— start PROVIDED INFORMATION —
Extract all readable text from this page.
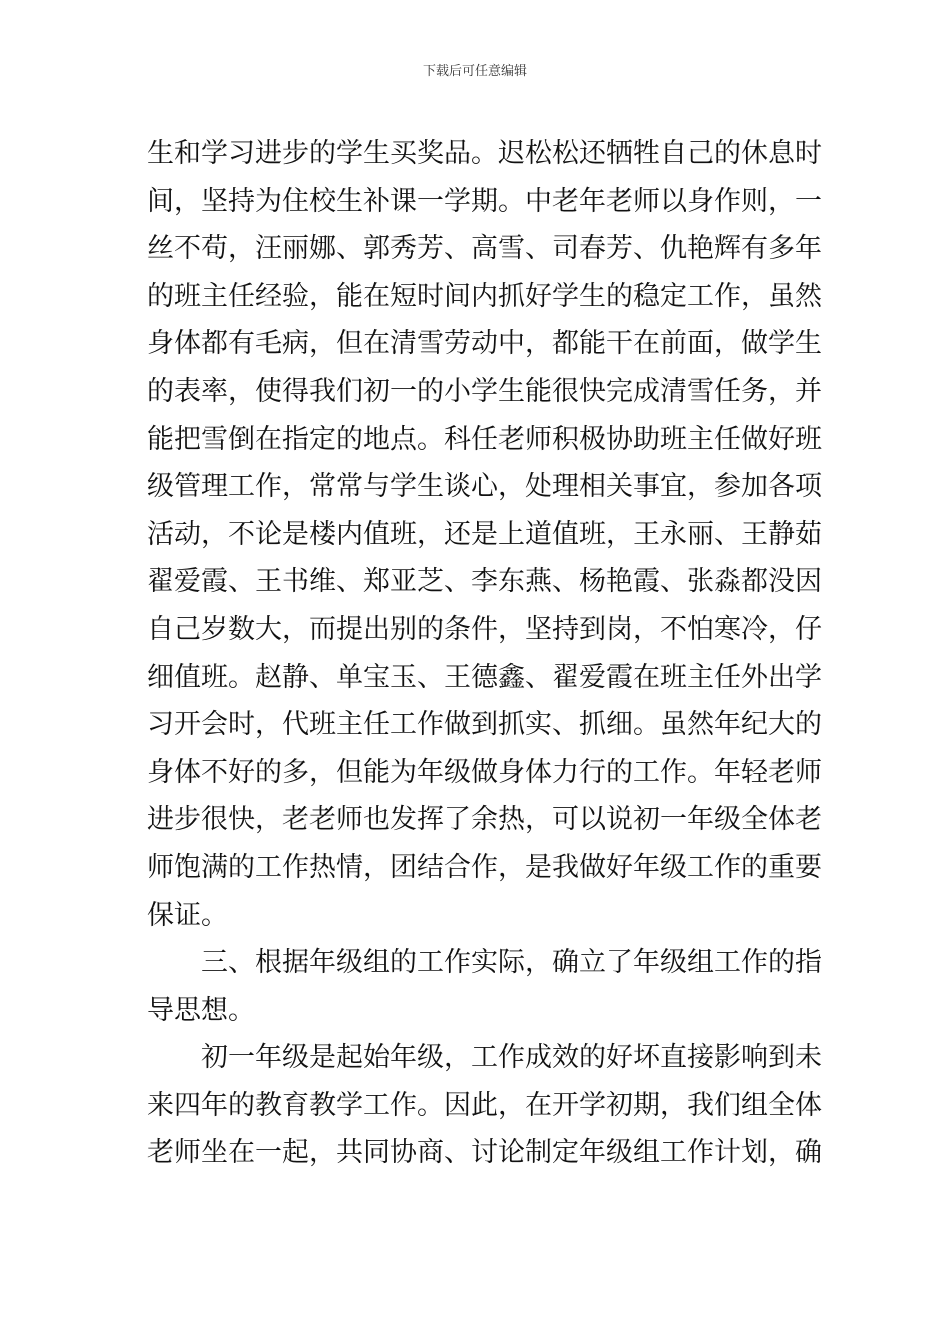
下载后可任意编辑
生和学习进步的学生买奖品。迟松松还牺牲自己的休息时
间，坚持为住校生补课一学期。中老年老师以身作则，一
丝不苟，汪丽娜、郭秀芳、高雪、司春芳、仇艳辉有多年
的班主任经验，能在短时间内抓好学生的稳定工作，虽然
身体都有毛病，但在清雪劳动中，都能干在前面，做学生
的表率，使得我们初一的小学生能很快完成清雪任务，并
能把雪倒在指定的地点。科任老师积极协助班主任做好班
级管理工作，常常与学生谈心，处理相关事宜，参加各项
活动，不论是楼内值班，还是上道值班，王永丽、王静茹
翟爱霞、王书维、郑亚芝、李东燕、杨艳霞、张淼都没因
自己岁数大，而提出别的条件，坚持到岗，不怕寒冷，仔
细值班。赵静、单宝玉、王德鑫、翟爱霞在班主任外出学
习开会时，代班主任工作做到抓实、抓细。虽然年纪大的
身体不好的多，但能为年级做身体力行的工作。年轻老师
进步很快，老老师也发挥了余热，可以说初一年级全体老
师饱满的工作热情，团结合作，是我做好年级工作的重要
保证。
三、根据年级组的工作实际，确立了年级组工作的指
导思想。
初一年级是起始年级，工作成效的好坏直接影响到未
来四年的教育教学工作。因此，在开学初期，我们组全体
老师坐在一起，共同协商、讨论制定年级组工作计划，确
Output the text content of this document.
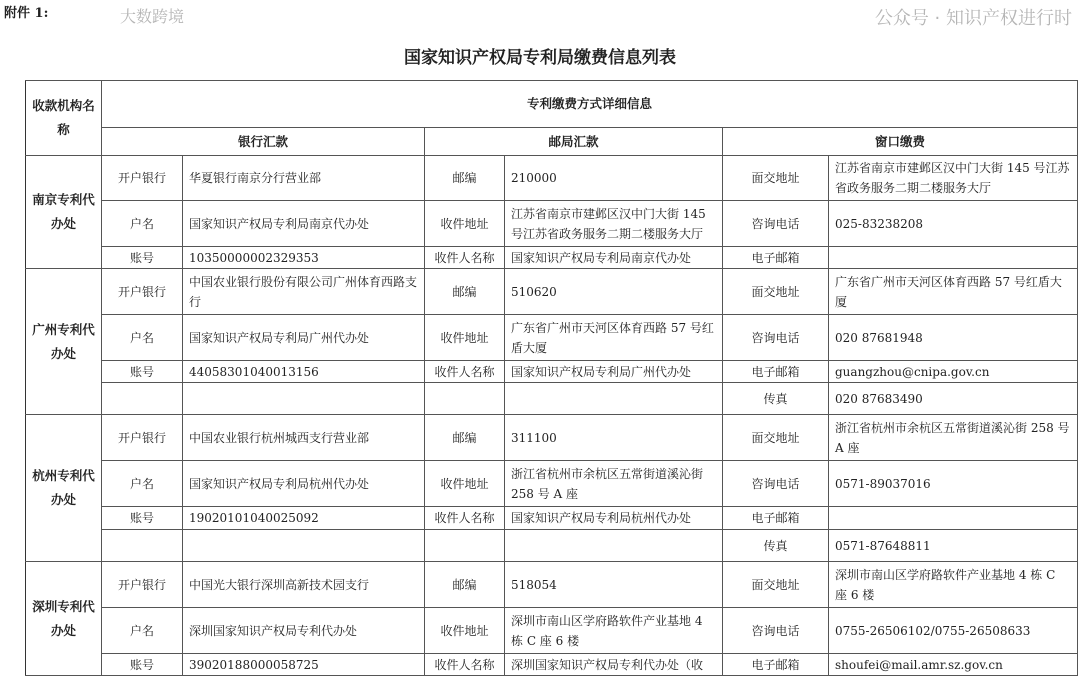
附件 1:
国家知识产权局专利局缴费信息列表
收款机构名称	专利缴费方式详细信息					
	银行汇款		邮局汇款		窗口缴费	
南京专利代办处	开户银行	华夏银行南京分行营业部	邮编	210000	面交地址	江苏省南京市建邺区汉中门大街 145 号江苏省政务服务二期二楼服务大厅
	户名	国家知识产权局专利局南京代办处	收件地址	江苏省南京市建邺区汉中门大街 145 号江苏省政务服务二期二楼服务大厅	咨询电话	025-83238208
	账号	10350000002329353	收件人名称	国家知识产权局专利局南京代办处	电子邮箱	
广州专利代办处	开户银行	中国农业银行股份有限公司广州体育西路支行	邮编	510620	面交地址	广东省广州市天河区体育西路 57 号红盾大厦
	户名	国家知识产权局专利局广州代办处	收件地址	广东省广州市天河区体育西路 57 号红盾大厦	咨询电话	020 87681948
	账号	44058301040013156	收件人名称	国家知识产权局专利局广州代办处	电子邮箱	guangzhou@cnipa.gov.cn
					传真	020 87683490
杭州专利代办处	开户银行	中国农业银行杭州城西支行营业部	邮编	311100	面交地址	浙江省杭州市余杭区五常街道溪沁街 258 号 A 座
	户名	国家知识产权局专利局杭州代办处	收件地址	浙江省杭州市余杭区五常街道溪沁街 258 号 A 座	咨询电话	0571-89037016
	账号	19020101040025092	收件人名称	国家知识产权局专利局杭州代办处	电子邮箱	
					传真	0571-87648811
深圳专利代办处	开户银行	中国光大银行深圳高新技术园支行	邮编	518054	面交地址	深圳市南山区学府路软件产业基地 4 栋 C 座 6 楼
	户名	深圳国家知识产权局专利代办处	收件地址	深圳市南山区学府路软件产业基地 4 栋 C 座 6 楼	咨询电话	0755-26506102/0755-26508633
	账号	39020188000058725	收件人名称	深圳国家知识产权局专利代办处（收	电子邮箱	shoufei@mail.amr.sz.gov.cn
公众号 · 知识产权进行时
大数跨境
— end PROVIDED INFORMATION —
■ **EXERCISE OBJECTIVE**: List every line above that holds the word "面交地址".

■ **SOLUTION FOR THIS EXERCISE**:
南京专利代办处	开户银行	华夏银行南京分行营业部	邮编	210000	面交地址	江苏省南京市建邺区汉中门大街 145 号江苏省政务服务二期二楼服务大厅
广州专利代办处	开户银行	中国农业银行股份有限公司广州体育西路支行	邮编	510620	面交地址	广东省广州市天河区体育西路 57 号红盾大厦
杭州专利代办处	开户银行	中国农业银行杭州城西支行营业部	邮编	311100	面交地址	浙江省杭州市余杭区五常街道溪沁街 258 号 A 座
深圳专利代办处	开户银行	中国光大银行深圳高新技术园支行	邮编	518054	面交地址	深圳市南山区学府路软件产业基地 4 栋 C 座 6 楼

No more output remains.